## DIRECTIVE
Copy the following lines exactly as they appear, omitting the pictures from your copy.

## TASK DATA
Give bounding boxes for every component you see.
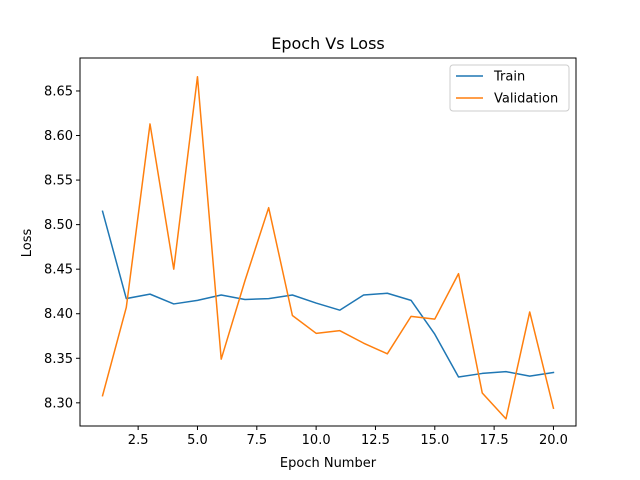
axes-frame [79,57,577,427]
y-tick-label: 8.50 [44,218,73,233]
y-tick-label: 8.45 [44,263,73,278]
y-tick-label: 8.35 [44,352,73,367]
plot-area: 2.5 5.0 7.5 10.0 12.5 15.0 17.5 20.0 8.30 8.35 8.4… [44,57,577,448]
x-tick-label: 17.5 [480,433,509,448]
x-tick-label: 12.5 [361,433,390,448]
x-tick-label: 10.0 [302,433,331,448]
x-tick-label: 7.5 [246,433,267,448]
y-tick-label: 8.40 [44,307,73,322]
x-axis-label: Epoch Number [280,456,377,471]
legend-label-train: Train [493,70,525,85]
y-tick-label: 8.65 [44,84,73,99]
x-tick-label: 5.0 [187,433,208,448]
x-tick-label: 2.5 [128,433,149,448]
legend-label-validation: Validation [494,92,558,107]
chart-title: Epoch Vs Loss [271,34,385,53]
y-tick-label: 8.30 [44,396,73,411]
y-axis-label: Loss [20,229,35,258]
x-tick-label: 20.0 [539,433,568,448]
y-tick-label: 8.55 [44,174,73,189]
y-tick-label: 8.60 [44,129,73,144]
series-line-validation [101,75,555,420]
x-tick-label: 15.0 [420,433,449,448]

## COMPLETE ANSWER
Give bounding boxes for every component you see.
axes-frame [79,57,577,427]
y-tick-label: 8.50 [44,218,73,233]
y-tick-label: 8.45 [44,263,73,278]
y-tick-label: 8.35 [44,352,73,367]
plot-area: 2.5 5.0 7.5 10.0 12.5 15.0 17.5 20.0 8.30 8.35 8.4… [44,57,577,448]
x-tick-label: 17.5 [480,433,509,448]
x-tick-label: 12.5 [361,433,390,448]
x-tick-label: 10.0 [302,433,331,448]
x-tick-label: 7.5 [246,433,267,448]
y-tick-label: 8.40 [44,307,73,322]
x-axis-label: Epoch Number [280,456,377,471]
legend-label-train: Train [493,70,525,85]
y-tick-label: 8.65 [44,84,73,99]
x-tick-label: 5.0 [187,433,208,448]
x-tick-label: 2.5 [128,433,149,448]
legend-label-validation: Validation [494,92,558,107]
chart-title: Epoch Vs Loss [271,34,385,53]
y-tick-label: 8.30 [44,396,73,411]
y-axis-label: Loss [20,229,35,258]
x-tick-label: 20.0 [539,433,568,448]
y-tick-label: 8.55 [44,174,73,189]
y-tick-label: 8.60 [44,129,73,144]
series-line-validation [101,75,555,420]
x-tick-label: 15.0 [420,433,449,448]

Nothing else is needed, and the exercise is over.